** Given entries **
********************

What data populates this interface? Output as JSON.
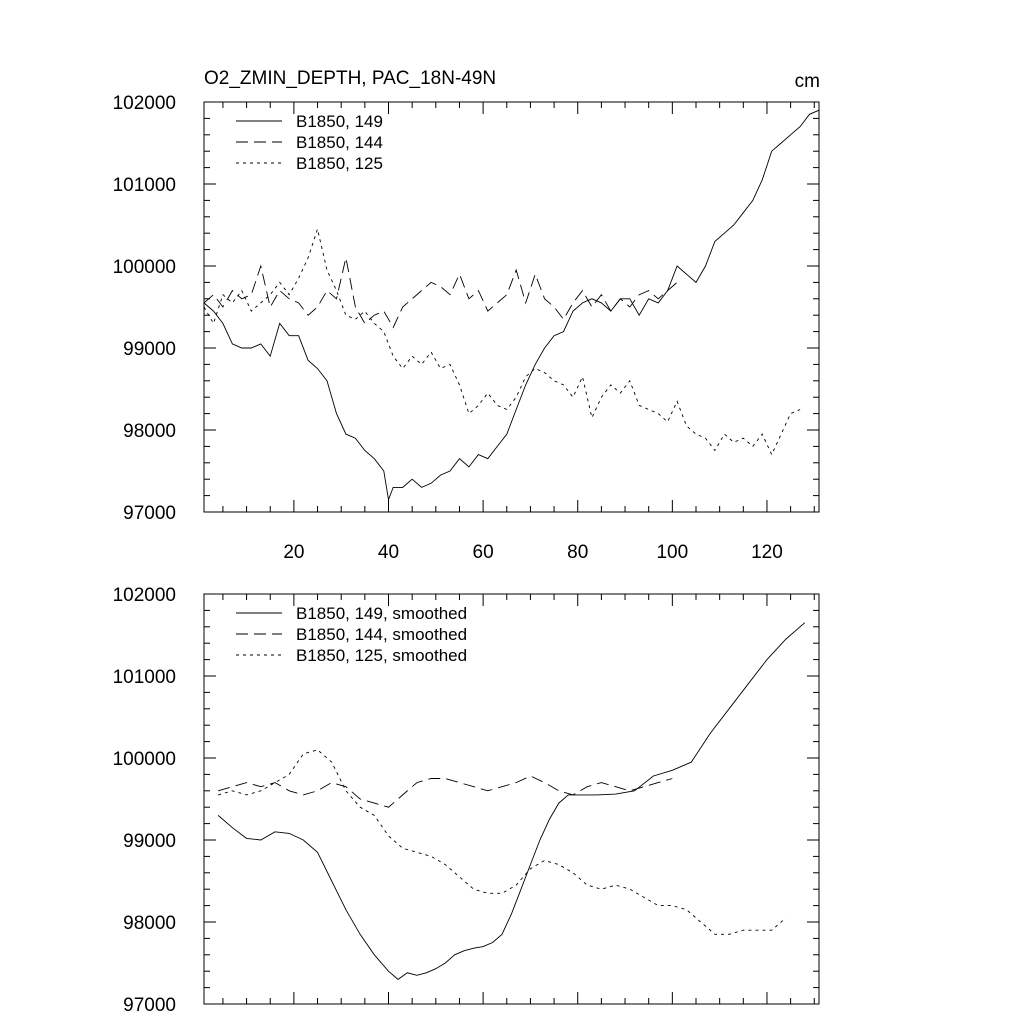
{
  "chart_data": [
    {
      "type": "line",
      "title": "O2_ZMIN_DEPTH, PAC_18N-49N",
      "units": "cm",
      "xlim": [
        1,
        131
      ],
      "ylim": [
        97000,
        102000
      ],
      "xticks": [
        20,
        40,
        60,
        80,
        100,
        120
      ],
      "yticks": [
        97000,
        98000,
        99000,
        100000,
        101000,
        102000
      ],
      "legend_position": "top-left",
      "series": [
        {
          "name": "B1850, 149",
          "style": "solid",
          "x": [
            1,
            3,
            5,
            7,
            9,
            11,
            13,
            15,
            17,
            19,
            21,
            23,
            25,
            27,
            29,
            31,
            33,
            35,
            37,
            39,
            40,
            41,
            43,
            45,
            47,
            49,
            51,
            53,
            55,
            57,
            59,
            61,
            63,
            65,
            67,
            69,
            71,
            73,
            75,
            77,
            79,
            81,
            83,
            85,
            87,
            89,
            91,
            93,
            95,
            97,
            99,
            101,
            103,
            105,
            107,
            109,
            111,
            113,
            115,
            117,
            119,
            121,
            123,
            125,
            127,
            129,
            131
          ],
          "y": [
            99550,
            99450,
            99300,
            99050,
            99000,
            99000,
            99050,
            98900,
            99300,
            99150,
            99150,
            98850,
            98750,
            98600,
            98200,
            97950,
            97900,
            97750,
            97650,
            97500,
            97150,
            97300,
            97300,
            97400,
            97300,
            97350,
            97450,
            97500,
            97650,
            97550,
            97700,
            97650,
            97800,
            97950,
            98250,
            98550,
            98800,
            99000,
            99150,
            99200,
            99450,
            99550,
            99600,
            99550,
            99450,
            99600,
            99600,
            99400,
            99600,
            99550,
            99700,
            100000,
            99900,
            99800,
            100000,
            100300,
            100400,
            100500,
            100650,
            100800,
            101050,
            101400,
            101500,
            101600,
            101700,
            101850,
            101900
          ]
        },
        {
          "name": "B1850, 144",
          "style": "dashed",
          "x": [
            1,
            3,
            5,
            7,
            9,
            11,
            13,
            15,
            17,
            19,
            21,
            23,
            25,
            27,
            29,
            31,
            33,
            35,
            37,
            39,
            41,
            43,
            45,
            47,
            49,
            51,
            53,
            55,
            57,
            59,
            61,
            63,
            65,
            67,
            69,
            71,
            73,
            75,
            77,
            79,
            81,
            83,
            85,
            87,
            89,
            91,
            93,
            95,
            97,
            99,
            101
          ],
          "y": [
            99550,
            99650,
            99500,
            99700,
            99600,
            99650,
            100000,
            99500,
            99700,
            99600,
            99550,
            99400,
            99500,
            99700,
            99600,
            100100,
            99500,
            99300,
            99400,
            99450,
            99250,
            99500,
            99600,
            99700,
            99800,
            99750,
            99650,
            99900,
            99600,
            99700,
            99450,
            99550,
            99650,
            99950,
            99550,
            99900,
            99600,
            99500,
            99350,
            99550,
            99700,
            99500,
            99650,
            99450,
            99600,
            99500,
            99650,
            99700,
            99600,
            99700,
            99800
          ]
        },
        {
          "name": "B1850, 125",
          "style": "dotted",
          "x": [
            1,
            3,
            5,
            7,
            9,
            11,
            13,
            15,
            17,
            19,
            21,
            23,
            25,
            27,
            29,
            31,
            33,
            35,
            37,
            39,
            41,
            43,
            45,
            47,
            49,
            51,
            53,
            55,
            57,
            59,
            61,
            63,
            65,
            67,
            69,
            71,
            73,
            75,
            77,
            79,
            81,
            83,
            85,
            87,
            89,
            91,
            93,
            95,
            97,
            99,
            101,
            103,
            105,
            107,
            109,
            111,
            113,
            115,
            117,
            119,
            121,
            123,
            125,
            127
          ],
          "y": [
            99500,
            99300,
            99650,
            99550,
            99700,
            99450,
            99550,
            99650,
            99800,
            99650,
            99850,
            100100,
            100450,
            99950,
            99700,
            99400,
            99350,
            99450,
            99300,
            99200,
            98900,
            98750,
            98900,
            98800,
            98950,
            98750,
            98800,
            98550,
            98200,
            98300,
            98450,
            98300,
            98250,
            98400,
            98650,
            98750,
            98700,
            98600,
            98550,
            98400,
            98650,
            98150,
            98400,
            98550,
            98450,
            98600,
            98300,
            98250,
            98200,
            98100,
            98350,
            98050,
            97950,
            97900,
            97750,
            97950,
            97850,
            97900,
            97800,
            97950,
            97700,
            97950,
            98200,
            98250
          ]
        }
      ]
    },
    {
      "type": "line",
      "title": "",
      "xlim": [
        1,
        131
      ],
      "ylim": [
        97000,
        102000
      ],
      "yticks": [
        97000,
        98000,
        99000,
        100000,
        101000,
        102000
      ],
      "legend_position": "top-left",
      "series": [
        {
          "name": "B1850, 149, smoothed",
          "style": "solid",
          "x": [
            4,
            7,
            10,
            13,
            16,
            19,
            22,
            25,
            28,
            31,
            34,
            37,
            40,
            42,
            44,
            46,
            48,
            50,
            52,
            54,
            56,
            58,
            60,
            62,
            64,
            66,
            68,
            70,
            72,
            74,
            76,
            78,
            80,
            84,
            88,
            92,
            96,
            100,
            104,
            108,
            112,
            116,
            120,
            124,
            128
          ],
          "y": [
            99300,
            99150,
            99020,
            99000,
            99100,
            99080,
            99000,
            98850,
            98500,
            98150,
            97850,
            97600,
            97400,
            97300,
            97380,
            97350,
            97380,
            97430,
            97500,
            97600,
            97650,
            97680,
            97700,
            97750,
            97850,
            98100,
            98400,
            98700,
            99000,
            99250,
            99450,
            99550,
            99550,
            99550,
            99560,
            99600,
            99780,
            99850,
            99950,
            100300,
            100600,
            100900,
            101200,
            101450,
            101650
          ]
        },
        {
          "name": "B1850, 144, smoothed",
          "style": "dashed",
          "x": [
            4,
            7,
            10,
            13,
            16,
            19,
            22,
            25,
            28,
            31,
            34,
            37,
            40,
            43,
            46,
            49,
            52,
            55,
            58,
            61,
            64,
            67,
            70,
            73,
            76,
            79,
            82,
            85,
            88,
            91,
            94,
            97,
            100
          ],
          "y": [
            99600,
            99650,
            99700,
            99650,
            99700,
            99600,
            99550,
            99600,
            99700,
            99650,
            99500,
            99450,
            99400,
            99550,
            99700,
            99750,
            99750,
            99700,
            99650,
            99600,
            99650,
            99700,
            99780,
            99700,
            99600,
            99550,
            99650,
            99700,
            99650,
            99600,
            99650,
            99700,
            99750
          ]
        },
        {
          "name": "B1850, 125, smoothed",
          "style": "dotted",
          "x": [
            4,
            7,
            10,
            13,
            16,
            19,
            22,
            25,
            28,
            31,
            34,
            37,
            40,
            43,
            46,
            49,
            52,
            55,
            58,
            61,
            64,
            67,
            70,
            73,
            76,
            79,
            82,
            85,
            88,
            91,
            94,
            97,
            100,
            103,
            106,
            109,
            112,
            115,
            118,
            121,
            124
          ],
          "y": [
            99550,
            99600,
            99550,
            99600,
            99700,
            99800,
            100050,
            100100,
            99950,
            99600,
            99400,
            99300,
            99050,
            98900,
            98850,
            98800,
            98700,
            98550,
            98400,
            98350,
            98350,
            98450,
            98650,
            98750,
            98700,
            98600,
            98450,
            98400,
            98450,
            98400,
            98300,
            98200,
            98200,
            98150,
            98000,
            97850,
            97850,
            97900,
            97900,
            97900,
            98050
          ]
        }
      ]
    }
  ]
}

********************

** Exercise details **
Return only those lines of the records that contain the string "smoothed".

** Output for this exercise **
          "name": "B1850, 149, smoothed",
          "name": "B1850, 144, smoothed",
          "name": "B1850, 125, smoothed",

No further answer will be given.